> _PAGE EXCERPT_:
BEGIN
No there were no errors during compile. Never the less, I decided to start fresh and redo all steps and this particular problem disappeared. Instead I am getting a new error "skippable sp should not repeat".
See below the output from running Julian....
croma@Sams-PC ~/voxforge/newproj
$ julian -debug -input mic -C julian.jconf >julian.out
include config: julian.jconf
###### check configurations
###### initialize input device
Audio cycle buffer length: 768000 bytes
AD-in thread created
###### build up system
Reading in HMM definition...(ascii)...limit check passed
defined HMMs: 162
logical names: 638 in HMMList
base phones: 44 used in logical
done
Making pseudo bi/mono-phone for IW-triphone...410 added as logical...done
Reading in dictionary...
line 20: triphone "*-z+ow" or biphone "z+ow" not found
line 20: triphone "z-ow+l" not found
> 2 [XOLO] z ow l ow
line 92: triphone "z-ih+r" not found
line 92: triphone "ih-r+ow" not found
> 16 [ZERO] z ih r ow
line 99: triphone "eh-v+ax" not found
line 99: triphone "v-ax+n" not found
> 17 [SEVEN] s eh v ax n
errors are ignored
130 words...done
Reading in DFA grammar...done
Mapping dict item <-> DFA terminal (category)...done
Error: skippable sp should not repeat
Terminated
Additional Information,
I did a bit of digging around Julian code here is what the calling sequence is,
- main()
END
> _INFORMATION SHOWN_:
BEGIN
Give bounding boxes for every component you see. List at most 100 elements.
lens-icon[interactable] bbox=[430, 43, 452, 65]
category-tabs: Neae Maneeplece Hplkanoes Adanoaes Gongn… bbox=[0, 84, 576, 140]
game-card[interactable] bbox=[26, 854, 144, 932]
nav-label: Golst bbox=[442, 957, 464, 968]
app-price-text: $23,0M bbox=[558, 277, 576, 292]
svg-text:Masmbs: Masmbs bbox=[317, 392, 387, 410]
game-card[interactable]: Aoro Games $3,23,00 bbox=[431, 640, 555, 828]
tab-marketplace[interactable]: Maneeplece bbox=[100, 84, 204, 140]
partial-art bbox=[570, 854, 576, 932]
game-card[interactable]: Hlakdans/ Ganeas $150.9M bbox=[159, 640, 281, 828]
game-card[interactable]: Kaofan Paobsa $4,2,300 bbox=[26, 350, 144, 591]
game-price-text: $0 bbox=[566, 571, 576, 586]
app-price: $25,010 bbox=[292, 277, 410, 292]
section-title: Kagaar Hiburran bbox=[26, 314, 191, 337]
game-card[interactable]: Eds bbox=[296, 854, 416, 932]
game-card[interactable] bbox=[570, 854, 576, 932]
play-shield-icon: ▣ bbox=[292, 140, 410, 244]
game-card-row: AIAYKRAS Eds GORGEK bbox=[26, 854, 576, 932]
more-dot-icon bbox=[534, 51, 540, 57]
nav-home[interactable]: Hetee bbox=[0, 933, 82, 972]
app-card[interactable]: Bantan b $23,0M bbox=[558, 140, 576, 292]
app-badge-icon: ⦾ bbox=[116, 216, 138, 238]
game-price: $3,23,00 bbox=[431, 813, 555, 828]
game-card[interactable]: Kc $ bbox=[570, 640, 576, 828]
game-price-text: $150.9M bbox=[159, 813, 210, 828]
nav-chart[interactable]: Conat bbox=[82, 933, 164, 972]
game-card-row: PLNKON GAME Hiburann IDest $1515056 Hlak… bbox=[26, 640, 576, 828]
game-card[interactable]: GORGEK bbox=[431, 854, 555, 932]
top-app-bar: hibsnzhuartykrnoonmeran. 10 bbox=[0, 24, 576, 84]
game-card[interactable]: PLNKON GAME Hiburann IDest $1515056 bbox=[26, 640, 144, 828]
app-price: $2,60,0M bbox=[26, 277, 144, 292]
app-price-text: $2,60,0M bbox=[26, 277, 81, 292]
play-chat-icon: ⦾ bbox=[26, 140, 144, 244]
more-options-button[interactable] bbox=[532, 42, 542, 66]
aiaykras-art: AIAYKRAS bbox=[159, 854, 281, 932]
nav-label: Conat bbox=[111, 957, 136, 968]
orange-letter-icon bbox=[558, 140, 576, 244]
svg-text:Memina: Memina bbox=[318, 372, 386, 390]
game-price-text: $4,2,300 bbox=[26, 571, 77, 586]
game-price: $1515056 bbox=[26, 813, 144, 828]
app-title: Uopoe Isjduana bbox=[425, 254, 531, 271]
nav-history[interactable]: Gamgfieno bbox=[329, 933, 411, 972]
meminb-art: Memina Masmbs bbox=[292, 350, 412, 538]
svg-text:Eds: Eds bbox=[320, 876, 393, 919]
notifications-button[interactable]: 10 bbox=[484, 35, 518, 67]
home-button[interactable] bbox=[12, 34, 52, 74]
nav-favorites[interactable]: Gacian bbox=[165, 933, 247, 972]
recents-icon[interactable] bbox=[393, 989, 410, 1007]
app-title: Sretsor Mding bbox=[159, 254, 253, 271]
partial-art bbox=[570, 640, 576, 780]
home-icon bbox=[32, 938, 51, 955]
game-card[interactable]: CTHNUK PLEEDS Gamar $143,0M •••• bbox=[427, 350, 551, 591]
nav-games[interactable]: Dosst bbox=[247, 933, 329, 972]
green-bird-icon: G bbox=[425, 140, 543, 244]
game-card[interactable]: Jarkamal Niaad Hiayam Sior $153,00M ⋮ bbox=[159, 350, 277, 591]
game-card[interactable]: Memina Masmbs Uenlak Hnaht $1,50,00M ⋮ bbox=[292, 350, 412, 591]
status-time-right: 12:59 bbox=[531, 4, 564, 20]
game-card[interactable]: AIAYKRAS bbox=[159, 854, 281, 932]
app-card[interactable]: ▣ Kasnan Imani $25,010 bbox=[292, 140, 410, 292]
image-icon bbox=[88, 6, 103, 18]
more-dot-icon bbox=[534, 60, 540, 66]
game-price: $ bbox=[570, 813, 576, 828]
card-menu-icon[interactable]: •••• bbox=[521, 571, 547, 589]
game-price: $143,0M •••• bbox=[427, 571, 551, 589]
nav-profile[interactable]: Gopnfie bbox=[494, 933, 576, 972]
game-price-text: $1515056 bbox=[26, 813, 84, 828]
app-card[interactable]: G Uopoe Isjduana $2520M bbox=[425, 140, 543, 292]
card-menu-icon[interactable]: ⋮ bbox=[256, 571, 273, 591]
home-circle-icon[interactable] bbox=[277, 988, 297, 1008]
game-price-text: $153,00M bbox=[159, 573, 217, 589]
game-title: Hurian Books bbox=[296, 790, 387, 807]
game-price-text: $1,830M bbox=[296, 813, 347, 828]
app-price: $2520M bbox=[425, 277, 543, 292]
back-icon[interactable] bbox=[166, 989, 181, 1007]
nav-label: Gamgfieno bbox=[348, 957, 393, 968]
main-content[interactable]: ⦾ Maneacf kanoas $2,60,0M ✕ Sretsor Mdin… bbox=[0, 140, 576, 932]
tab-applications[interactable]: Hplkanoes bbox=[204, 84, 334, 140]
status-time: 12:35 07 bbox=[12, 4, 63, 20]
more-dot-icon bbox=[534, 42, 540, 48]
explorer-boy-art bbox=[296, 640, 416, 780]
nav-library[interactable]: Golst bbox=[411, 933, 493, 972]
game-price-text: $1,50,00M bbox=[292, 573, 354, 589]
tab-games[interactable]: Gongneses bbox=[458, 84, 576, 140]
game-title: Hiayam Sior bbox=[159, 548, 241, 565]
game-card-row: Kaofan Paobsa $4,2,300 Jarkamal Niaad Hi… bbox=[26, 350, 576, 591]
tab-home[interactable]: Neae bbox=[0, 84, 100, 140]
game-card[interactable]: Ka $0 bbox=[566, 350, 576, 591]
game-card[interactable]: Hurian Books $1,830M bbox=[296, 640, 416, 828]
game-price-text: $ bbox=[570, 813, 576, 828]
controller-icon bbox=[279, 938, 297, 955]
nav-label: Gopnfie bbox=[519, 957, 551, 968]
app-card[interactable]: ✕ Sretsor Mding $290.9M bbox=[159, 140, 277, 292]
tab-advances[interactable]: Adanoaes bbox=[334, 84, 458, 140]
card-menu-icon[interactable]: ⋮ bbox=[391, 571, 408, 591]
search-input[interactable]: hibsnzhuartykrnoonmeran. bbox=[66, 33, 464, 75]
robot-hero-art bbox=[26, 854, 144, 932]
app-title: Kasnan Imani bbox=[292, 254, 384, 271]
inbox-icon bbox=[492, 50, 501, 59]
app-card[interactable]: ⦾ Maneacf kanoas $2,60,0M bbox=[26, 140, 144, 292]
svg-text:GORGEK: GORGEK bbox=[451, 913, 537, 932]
END
> _REQUIRED TASKS_:
1. In the post about the Julian error, how many HMMs does the output report as defined?
2. Extend the post about the Julian error beyond its final line.
Nothing in the listing matters for what is asked here.

> _SET OF ANSWERS_:
1. 162

2.
- main_recognition_loop()
- final_fusion()
- multigram_exec()
- extract_cpair()
So while doing, extraction category-pair constraint from DFA grammar and newly set the category pair matrix of the give DFA, it comes across sp model in a back to back situation.
So my guess is there is some issue with my grammar and some how consecutive words are creating 2 sp's in a row (i.e. the former word has a sp at the end and the later word has a sp in the begining).
- IS this true?
I see 2 possibilities,
1: There is problem with my grammar, but why couldn't this be unearthed earlier during grammar compilation? so this seems unlikely.
2: It possible that even though I am ignoring the missing phones (see output earlier in the thread) by setting ignore flag, that there is just no way to skip/ignore those errors as they are causing undesirable side effect?
I am pretty much stuck at this point so any help greatly appreciated....
>Error: skippable sp should not repeat
if might be that you have short pauses ("sp") in your pronuniciation dictionary and you are telling Julian to insert a short pause in the Julian config (-iwsp)...
Have you tried with the newest version of Julius (v4.2)? the config should be the same (or very similar) and you run it as julius rather than julian.
Not using -iwsp to run Julian.
How do I find out if I have sp in my pronounciation dictionary?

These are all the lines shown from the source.